Collect all lines containing the word "axis" from the data.

Dataset listings of figures

+---+

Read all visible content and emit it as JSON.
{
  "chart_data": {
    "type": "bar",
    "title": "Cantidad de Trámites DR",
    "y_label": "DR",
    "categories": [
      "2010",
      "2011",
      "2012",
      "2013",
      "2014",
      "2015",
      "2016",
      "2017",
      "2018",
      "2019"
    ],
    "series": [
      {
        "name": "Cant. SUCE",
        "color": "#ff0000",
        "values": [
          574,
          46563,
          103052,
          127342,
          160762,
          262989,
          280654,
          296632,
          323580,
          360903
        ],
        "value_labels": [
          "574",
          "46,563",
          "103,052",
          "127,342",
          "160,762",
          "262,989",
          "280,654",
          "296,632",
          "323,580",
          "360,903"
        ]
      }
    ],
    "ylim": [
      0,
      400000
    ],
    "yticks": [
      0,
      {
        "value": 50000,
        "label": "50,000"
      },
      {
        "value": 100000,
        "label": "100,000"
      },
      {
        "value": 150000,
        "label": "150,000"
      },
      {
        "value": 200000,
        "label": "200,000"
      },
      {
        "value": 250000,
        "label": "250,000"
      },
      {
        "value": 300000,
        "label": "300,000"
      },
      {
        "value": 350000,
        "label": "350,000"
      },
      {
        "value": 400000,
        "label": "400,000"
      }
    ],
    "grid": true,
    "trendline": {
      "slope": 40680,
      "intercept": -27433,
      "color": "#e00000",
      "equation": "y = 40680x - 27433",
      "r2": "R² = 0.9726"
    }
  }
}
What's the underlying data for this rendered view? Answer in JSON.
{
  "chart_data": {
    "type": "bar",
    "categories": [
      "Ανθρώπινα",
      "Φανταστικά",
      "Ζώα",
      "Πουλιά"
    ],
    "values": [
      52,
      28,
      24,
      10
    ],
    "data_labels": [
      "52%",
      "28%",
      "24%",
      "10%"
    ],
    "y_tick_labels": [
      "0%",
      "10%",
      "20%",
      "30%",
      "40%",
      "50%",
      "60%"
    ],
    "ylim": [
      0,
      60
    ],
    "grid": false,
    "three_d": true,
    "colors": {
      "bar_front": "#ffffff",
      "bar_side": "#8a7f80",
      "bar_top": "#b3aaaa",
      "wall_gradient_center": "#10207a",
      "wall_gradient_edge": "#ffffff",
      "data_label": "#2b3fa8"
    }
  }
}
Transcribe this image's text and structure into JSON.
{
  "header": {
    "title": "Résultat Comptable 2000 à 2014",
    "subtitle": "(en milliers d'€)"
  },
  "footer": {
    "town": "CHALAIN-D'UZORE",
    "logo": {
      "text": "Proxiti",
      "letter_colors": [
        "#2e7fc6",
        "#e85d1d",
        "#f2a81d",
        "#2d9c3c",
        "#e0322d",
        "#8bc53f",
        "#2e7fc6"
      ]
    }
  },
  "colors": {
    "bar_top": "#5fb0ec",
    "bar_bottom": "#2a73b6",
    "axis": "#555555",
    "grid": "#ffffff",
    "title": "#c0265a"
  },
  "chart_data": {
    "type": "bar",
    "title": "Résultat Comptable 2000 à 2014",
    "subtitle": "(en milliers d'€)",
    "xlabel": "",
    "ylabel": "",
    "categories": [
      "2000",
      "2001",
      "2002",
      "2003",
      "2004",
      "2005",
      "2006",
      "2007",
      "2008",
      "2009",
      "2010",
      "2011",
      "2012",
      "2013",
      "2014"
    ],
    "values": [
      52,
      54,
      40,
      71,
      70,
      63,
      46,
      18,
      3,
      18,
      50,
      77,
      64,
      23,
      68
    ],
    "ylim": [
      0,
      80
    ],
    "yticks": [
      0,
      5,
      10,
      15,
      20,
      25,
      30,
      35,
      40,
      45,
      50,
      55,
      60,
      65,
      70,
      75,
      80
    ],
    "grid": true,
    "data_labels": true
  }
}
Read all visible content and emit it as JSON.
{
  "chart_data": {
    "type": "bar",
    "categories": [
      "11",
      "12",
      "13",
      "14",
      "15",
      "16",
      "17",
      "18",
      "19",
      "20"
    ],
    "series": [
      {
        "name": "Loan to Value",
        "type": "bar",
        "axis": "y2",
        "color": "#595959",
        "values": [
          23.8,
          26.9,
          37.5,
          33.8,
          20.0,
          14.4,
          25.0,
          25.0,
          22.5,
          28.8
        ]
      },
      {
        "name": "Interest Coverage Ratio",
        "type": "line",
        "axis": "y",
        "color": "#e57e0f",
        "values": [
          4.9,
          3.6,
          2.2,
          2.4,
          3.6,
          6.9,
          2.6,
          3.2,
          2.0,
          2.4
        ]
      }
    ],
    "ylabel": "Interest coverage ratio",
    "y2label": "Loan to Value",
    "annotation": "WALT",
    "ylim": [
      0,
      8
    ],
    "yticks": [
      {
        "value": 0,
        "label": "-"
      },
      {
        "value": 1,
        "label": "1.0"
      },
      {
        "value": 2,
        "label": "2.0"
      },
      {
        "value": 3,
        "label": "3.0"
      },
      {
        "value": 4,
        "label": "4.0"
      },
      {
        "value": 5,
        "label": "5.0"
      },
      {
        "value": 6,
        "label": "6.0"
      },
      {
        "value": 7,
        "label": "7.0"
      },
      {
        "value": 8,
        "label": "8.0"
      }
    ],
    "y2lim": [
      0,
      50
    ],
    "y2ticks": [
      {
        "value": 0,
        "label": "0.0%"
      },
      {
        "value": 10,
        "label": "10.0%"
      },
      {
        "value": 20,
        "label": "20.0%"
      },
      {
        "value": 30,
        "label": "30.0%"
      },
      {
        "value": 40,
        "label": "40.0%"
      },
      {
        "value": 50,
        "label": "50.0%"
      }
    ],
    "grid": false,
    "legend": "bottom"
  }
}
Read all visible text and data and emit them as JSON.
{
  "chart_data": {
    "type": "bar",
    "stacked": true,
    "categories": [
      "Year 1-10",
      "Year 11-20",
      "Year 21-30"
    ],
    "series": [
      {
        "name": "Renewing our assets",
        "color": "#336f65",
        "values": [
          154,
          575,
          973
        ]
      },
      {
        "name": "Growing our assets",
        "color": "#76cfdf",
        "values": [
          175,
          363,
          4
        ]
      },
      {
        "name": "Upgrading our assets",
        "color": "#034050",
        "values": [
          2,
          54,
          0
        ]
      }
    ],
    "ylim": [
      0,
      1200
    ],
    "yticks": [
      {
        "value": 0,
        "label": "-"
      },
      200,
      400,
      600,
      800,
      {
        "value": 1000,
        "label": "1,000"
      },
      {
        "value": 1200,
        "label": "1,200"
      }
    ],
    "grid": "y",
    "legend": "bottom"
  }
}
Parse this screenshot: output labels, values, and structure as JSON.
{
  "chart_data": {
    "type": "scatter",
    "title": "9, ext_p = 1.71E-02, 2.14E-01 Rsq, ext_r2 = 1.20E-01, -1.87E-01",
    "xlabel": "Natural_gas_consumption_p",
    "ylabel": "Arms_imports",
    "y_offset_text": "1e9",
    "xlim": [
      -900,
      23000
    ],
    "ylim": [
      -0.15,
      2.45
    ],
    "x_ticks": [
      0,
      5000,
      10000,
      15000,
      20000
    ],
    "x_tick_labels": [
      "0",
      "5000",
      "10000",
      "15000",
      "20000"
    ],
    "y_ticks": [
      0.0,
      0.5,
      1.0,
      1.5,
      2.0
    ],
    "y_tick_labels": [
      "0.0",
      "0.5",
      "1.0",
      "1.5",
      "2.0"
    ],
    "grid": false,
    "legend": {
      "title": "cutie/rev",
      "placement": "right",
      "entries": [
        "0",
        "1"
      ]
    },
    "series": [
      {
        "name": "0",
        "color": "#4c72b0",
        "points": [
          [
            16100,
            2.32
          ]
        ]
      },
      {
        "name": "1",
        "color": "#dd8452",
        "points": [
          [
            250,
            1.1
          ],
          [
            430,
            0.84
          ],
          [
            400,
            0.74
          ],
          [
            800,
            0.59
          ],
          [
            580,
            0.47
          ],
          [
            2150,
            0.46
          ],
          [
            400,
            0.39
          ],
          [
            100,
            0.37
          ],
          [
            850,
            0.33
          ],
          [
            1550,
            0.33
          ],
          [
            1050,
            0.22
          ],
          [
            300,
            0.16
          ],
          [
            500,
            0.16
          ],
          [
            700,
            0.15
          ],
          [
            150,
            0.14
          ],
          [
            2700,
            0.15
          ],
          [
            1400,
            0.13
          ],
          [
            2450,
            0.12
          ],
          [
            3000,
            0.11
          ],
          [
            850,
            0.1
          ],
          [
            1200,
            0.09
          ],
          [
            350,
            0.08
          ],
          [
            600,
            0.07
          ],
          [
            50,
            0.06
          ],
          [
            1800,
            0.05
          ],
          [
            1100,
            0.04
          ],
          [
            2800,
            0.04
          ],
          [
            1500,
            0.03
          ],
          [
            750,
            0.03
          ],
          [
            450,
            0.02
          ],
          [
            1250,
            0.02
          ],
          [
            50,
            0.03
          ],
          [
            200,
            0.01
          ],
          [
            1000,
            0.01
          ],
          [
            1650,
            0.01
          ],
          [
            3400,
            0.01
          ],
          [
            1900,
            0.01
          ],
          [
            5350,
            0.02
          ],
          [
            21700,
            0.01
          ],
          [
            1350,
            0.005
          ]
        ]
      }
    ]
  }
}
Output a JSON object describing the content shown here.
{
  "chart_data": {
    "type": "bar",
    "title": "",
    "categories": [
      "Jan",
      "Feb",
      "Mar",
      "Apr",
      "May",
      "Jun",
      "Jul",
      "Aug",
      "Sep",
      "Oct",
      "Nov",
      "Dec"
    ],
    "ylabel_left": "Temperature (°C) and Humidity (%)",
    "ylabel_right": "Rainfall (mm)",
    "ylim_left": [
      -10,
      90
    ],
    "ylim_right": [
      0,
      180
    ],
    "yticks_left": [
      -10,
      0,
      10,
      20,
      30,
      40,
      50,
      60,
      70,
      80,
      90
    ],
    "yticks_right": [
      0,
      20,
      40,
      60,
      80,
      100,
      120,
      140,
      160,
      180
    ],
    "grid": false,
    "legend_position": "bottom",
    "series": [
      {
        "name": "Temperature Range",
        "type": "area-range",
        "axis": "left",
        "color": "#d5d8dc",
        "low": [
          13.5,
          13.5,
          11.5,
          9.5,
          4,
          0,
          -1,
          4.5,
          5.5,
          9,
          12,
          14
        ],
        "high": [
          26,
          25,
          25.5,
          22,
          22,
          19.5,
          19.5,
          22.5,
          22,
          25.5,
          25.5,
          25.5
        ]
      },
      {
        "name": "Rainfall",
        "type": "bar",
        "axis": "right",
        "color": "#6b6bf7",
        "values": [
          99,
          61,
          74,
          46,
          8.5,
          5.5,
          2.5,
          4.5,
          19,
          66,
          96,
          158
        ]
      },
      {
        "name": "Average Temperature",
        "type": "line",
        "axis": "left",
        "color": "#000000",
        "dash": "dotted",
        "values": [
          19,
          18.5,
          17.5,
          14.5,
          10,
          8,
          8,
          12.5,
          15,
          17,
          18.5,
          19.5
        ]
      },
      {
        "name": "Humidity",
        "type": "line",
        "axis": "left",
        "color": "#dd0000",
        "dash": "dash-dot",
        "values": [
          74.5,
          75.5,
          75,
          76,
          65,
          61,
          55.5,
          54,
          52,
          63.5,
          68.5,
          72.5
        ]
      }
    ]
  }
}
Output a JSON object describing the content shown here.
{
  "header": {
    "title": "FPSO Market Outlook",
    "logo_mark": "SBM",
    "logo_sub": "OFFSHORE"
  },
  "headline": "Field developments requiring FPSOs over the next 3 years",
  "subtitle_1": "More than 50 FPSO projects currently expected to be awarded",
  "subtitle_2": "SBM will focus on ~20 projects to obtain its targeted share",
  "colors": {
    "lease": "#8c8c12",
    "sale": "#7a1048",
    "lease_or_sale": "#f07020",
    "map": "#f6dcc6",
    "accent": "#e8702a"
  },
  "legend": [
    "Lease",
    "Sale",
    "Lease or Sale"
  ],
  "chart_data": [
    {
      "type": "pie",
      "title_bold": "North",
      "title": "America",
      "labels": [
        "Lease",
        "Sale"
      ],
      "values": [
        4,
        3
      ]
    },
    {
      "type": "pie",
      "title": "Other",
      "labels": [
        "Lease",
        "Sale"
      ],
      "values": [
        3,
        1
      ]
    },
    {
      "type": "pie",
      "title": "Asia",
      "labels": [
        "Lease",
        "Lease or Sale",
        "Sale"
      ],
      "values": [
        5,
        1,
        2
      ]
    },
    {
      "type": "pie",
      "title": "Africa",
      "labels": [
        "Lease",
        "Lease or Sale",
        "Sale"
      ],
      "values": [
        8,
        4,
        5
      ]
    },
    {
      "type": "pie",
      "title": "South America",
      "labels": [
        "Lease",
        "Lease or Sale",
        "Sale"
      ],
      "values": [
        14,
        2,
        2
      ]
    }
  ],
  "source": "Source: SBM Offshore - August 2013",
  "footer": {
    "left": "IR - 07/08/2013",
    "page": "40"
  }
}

+---+

THE SOLUTION:
    "axis": "#555555",
        "axis": "y2",
        "axis": "y",
        "axis": "left",
        "axis": "right",
        "axis": "left",
        "axis": "left",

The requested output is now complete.